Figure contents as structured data
Start

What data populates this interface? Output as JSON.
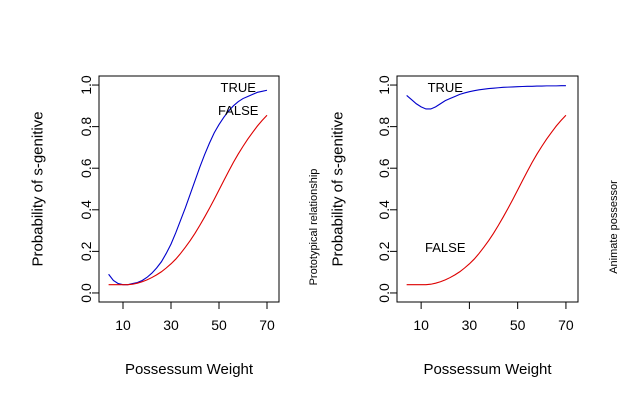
{
  "chart_data": [
    {
      "type": "line",
      "ylabel": "Probability of s-genitive",
      "xlabel": "Possessum Weight",
      "side_label": "Prototypical relationship",
      "xlim": [
        3,
        72
      ],
      "ylim": [
        0,
        1
      ],
      "xticks": [
        10,
        30,
        50,
        70
      ],
      "yticks": [
        0.0,
        0.2,
        0.4,
        0.6,
        0.8,
        1.0
      ],
      "ytick_labels": [
        "0.0",
        "0.2",
        "0.4",
        "0.6",
        "0.8",
        "1.0"
      ],
      "colors": {
        "TRUE": "#0000cc",
        "FALSE": "#dd0000"
      },
      "series": [
        {
          "name": "TRUE",
          "color": "#0000cc",
          "label_at": [
            58,
            0.99
          ],
          "x": [
            4,
            6,
            8,
            10,
            12,
            14,
            16,
            18,
            20,
            22,
            24,
            26,
            28,
            30,
            32,
            34,
            36,
            38,
            40,
            42,
            44,
            46,
            48,
            50,
            52,
            54,
            56,
            58,
            60,
            62,
            64,
            66,
            68,
            70
          ],
          "y": [
            0.09,
            0.06,
            0.045,
            0.04,
            0.04,
            0.045,
            0.05,
            0.06,
            0.075,
            0.095,
            0.12,
            0.15,
            0.19,
            0.235,
            0.29,
            0.35,
            0.41,
            0.475,
            0.54,
            0.605,
            0.665,
            0.72,
            0.77,
            0.81,
            0.845,
            0.875,
            0.9,
            0.92,
            0.935,
            0.945,
            0.955,
            0.965,
            0.97,
            0.975
          ]
        },
        {
          "name": "FALSE",
          "color": "#dd0000",
          "label_at": [
            58,
            0.88
          ],
          "x": [
            4,
            6,
            8,
            10,
            12,
            14,
            16,
            18,
            20,
            22,
            24,
            26,
            28,
            30,
            32,
            34,
            36,
            38,
            40,
            42,
            44,
            46,
            48,
            50,
            52,
            54,
            56,
            58,
            60,
            62,
            64,
            66,
            68,
            70
          ],
          "y": [
            0.04,
            0.04,
            0.04,
            0.04,
            0.04,
            0.042,
            0.047,
            0.054,
            0.063,
            0.074,
            0.087,
            0.102,
            0.12,
            0.14,
            0.163,
            0.19,
            0.22,
            0.252,
            0.287,
            0.325,
            0.365,
            0.407,
            0.45,
            0.495,
            0.54,
            0.585,
            0.628,
            0.668,
            0.705,
            0.74,
            0.772,
            0.803,
            0.83,
            0.855
          ]
        }
      ]
    },
    {
      "type": "line",
      "ylabel": "Probability of s-genitive",
      "xlabel": "Possessum Weight",
      "side_label": "Animate possessor",
      "xlim": [
        3,
        72
      ],
      "ylim": [
        0,
        1
      ],
      "xticks": [
        10,
        30,
        50,
        70
      ],
      "yticks": [
        0.0,
        0.2,
        0.4,
        0.6,
        0.8,
        1.0
      ],
      "ytick_labels": [
        "0.0",
        "0.2",
        "0.4",
        "0.6",
        "0.8",
        "1.0"
      ],
      "colors": {
        "TRUE": "#0000cc",
        "FALSE": "#dd0000"
      },
      "series": [
        {
          "name": "TRUE",
          "color": "#0000cc",
          "label_at": [
            20,
            0.99
          ],
          "x": [
            4,
            6,
            8,
            10,
            12,
            14,
            16,
            18,
            20,
            22,
            24,
            26,
            28,
            30,
            32,
            34,
            36,
            38,
            40,
            42,
            44,
            46,
            48,
            50,
            52,
            54,
            56,
            58,
            60,
            62,
            64,
            66,
            68,
            70
          ],
          "y": [
            0.95,
            0.93,
            0.91,
            0.895,
            0.885,
            0.885,
            0.895,
            0.91,
            0.925,
            0.935,
            0.945,
            0.955,
            0.962,
            0.968,
            0.973,
            0.977,
            0.98,
            0.983,
            0.985,
            0.987,
            0.989,
            0.99,
            0.991,
            0.992,
            0.993,
            0.994,
            0.994,
            0.995,
            0.995,
            0.996,
            0.996,
            0.996,
            0.997,
            0.997
          ]
        },
        {
          "name": "FALSE",
          "color": "#dd0000",
          "label_at": [
            20,
            0.22
          ],
          "x": [
            4,
            6,
            8,
            10,
            12,
            14,
            16,
            18,
            20,
            22,
            24,
            26,
            28,
            30,
            32,
            34,
            36,
            38,
            40,
            42,
            44,
            46,
            48,
            50,
            52,
            54,
            56,
            58,
            60,
            62,
            64,
            66,
            68,
            70
          ],
          "y": [
            0.04,
            0.04,
            0.04,
            0.04,
            0.04,
            0.042,
            0.047,
            0.054,
            0.063,
            0.074,
            0.087,
            0.102,
            0.12,
            0.14,
            0.163,
            0.19,
            0.22,
            0.252,
            0.287,
            0.325,
            0.365,
            0.407,
            0.45,
            0.495,
            0.54,
            0.585,
            0.628,
            0.668,
            0.705,
            0.74,
            0.772,
            0.803,
            0.83,
            0.855
          ]
        }
      ]
    }
  ]
}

End

The records above need to be given again exactly. Omit the pictures.

What data populates this interface? Output as JSON.
{
  "chart_data": [
    {
      "type": "line",
      "ylabel": "Probability of s-genitive",
      "xlabel": "Possessum Weight",
      "side_label": "Prototypical relationship",
      "xlim": [
        3,
        72
      ],
      "ylim": [
        0,
        1
      ],
      "xticks": [
        10,
        30,
        50,
        70
      ],
      "yticks": [
        0.0,
        0.2,
        0.4,
        0.6,
        0.8,
        1.0
      ],
      "ytick_labels": [
        "0.0",
        "0.2",
        "0.4",
        "0.6",
        "0.8",
        "1.0"
      ],
      "colors": {
        "TRUE": "#0000cc",
        "FALSE": "#dd0000"
      },
      "series": [
        {
          "name": "TRUE",
          "color": "#0000cc",
          "label_at": [
            58,
            0.99
          ],
          "x": [
            4,
            6,
            8,
            10,
            12,
            14,
            16,
            18,
            20,
            22,
            24,
            26,
            28,
            30,
            32,
            34,
            36,
            38,
            40,
            42,
            44,
            46,
            48,
            50,
            52,
            54,
            56,
            58,
            60,
            62,
            64,
            66,
            68,
            70
          ],
          "y": [
            0.09,
            0.06,
            0.045,
            0.04,
            0.04,
            0.045,
            0.05,
            0.06,
            0.075,
            0.095,
            0.12,
            0.15,
            0.19,
            0.235,
            0.29,
            0.35,
            0.41,
            0.475,
            0.54,
            0.605,
            0.665,
            0.72,
            0.77,
            0.81,
            0.845,
            0.875,
            0.9,
            0.92,
            0.935,
            0.945,
            0.955,
            0.965,
            0.97,
            0.975
          ]
        },
        {
          "name": "FALSE",
          "color": "#dd0000",
          "label_at": [
            58,
            0.88
          ],
          "x": [
            4,
            6,
            8,
            10,
            12,
            14,
            16,
            18,
            20,
            22,
            24,
            26,
            28,
            30,
            32,
            34,
            36,
            38,
            40,
            42,
            44,
            46,
            48,
            50,
            52,
            54,
            56,
            58,
            60,
            62,
            64,
            66,
            68,
            70
          ],
          "y": [
            0.04,
            0.04,
            0.04,
            0.04,
            0.04,
            0.042,
            0.047,
            0.054,
            0.063,
            0.074,
            0.087,
            0.102,
            0.12,
            0.14,
            0.163,
            0.19,
            0.22,
            0.252,
            0.287,
            0.325,
            0.365,
            0.407,
            0.45,
            0.495,
            0.54,
            0.585,
            0.628,
            0.668,
            0.705,
            0.74,
            0.772,
            0.803,
            0.83,
            0.855
          ]
        }
      ]
    },
    {
      "type": "line",
      "ylabel": "Probability of s-genitive",
      "xlabel": "Possessum Weight",
      "side_label": "Animate possessor",
      "xlim": [
        3,
        72
      ],
      "ylim": [
        0,
        1
      ],
      "xticks": [
        10,
        30,
        50,
        70
      ],
      "yticks": [
        0.0,
        0.2,
        0.4,
        0.6,
        0.8,
        1.0
      ],
      "ytick_labels": [
        "0.0",
        "0.2",
        "0.4",
        "0.6",
        "0.8",
        "1.0"
      ],
      "colors": {
        "TRUE": "#0000cc",
        "FALSE": "#dd0000"
      },
      "series": [
        {
          "name": "TRUE",
          "color": "#0000cc",
          "label_at": [
            20,
            0.99
          ],
          "x": [
            4,
            6,
            8,
            10,
            12,
            14,
            16,
            18,
            20,
            22,
            24,
            26,
            28,
            30,
            32,
            34,
            36,
            38,
            40,
            42,
            44,
            46,
            48,
            50,
            52,
            54,
            56,
            58,
            60,
            62,
            64,
            66,
            68,
            70
          ],
          "y": [
            0.95,
            0.93,
            0.91,
            0.895,
            0.885,
            0.885,
            0.895,
            0.91,
            0.925,
            0.935,
            0.945,
            0.955,
            0.962,
            0.968,
            0.973,
            0.977,
            0.98,
            0.983,
            0.985,
            0.987,
            0.989,
            0.99,
            0.991,
            0.992,
            0.993,
            0.994,
            0.994,
            0.995,
            0.995,
            0.996,
            0.996,
            0.996,
            0.997,
            0.997
          ]
        },
        {
          "name": "FALSE",
          "color": "#dd0000",
          "label_at": [
            20,
            0.22
          ],
          "x": [
            4,
            6,
            8,
            10,
            12,
            14,
            16,
            18,
            20,
            22,
            24,
            26,
            28,
            30,
            32,
            34,
            36,
            38,
            40,
            42,
            44,
            46,
            48,
            50,
            52,
            54,
            56,
            58,
            60,
            62,
            64,
            66,
            68,
            70
          ],
          "y": [
            0.04,
            0.04,
            0.04,
            0.04,
            0.04,
            0.042,
            0.047,
            0.054,
            0.063,
            0.074,
            0.087,
            0.102,
            0.12,
            0.14,
            0.163,
            0.19,
            0.22,
            0.252,
            0.287,
            0.325,
            0.365,
            0.407,
            0.45,
            0.495,
            0.54,
            0.585,
            0.628,
            0.668,
            0.705,
            0.74,
            0.772,
            0.803,
            0.83,
            0.855
          ]
        }
      ]
    }
  ]
}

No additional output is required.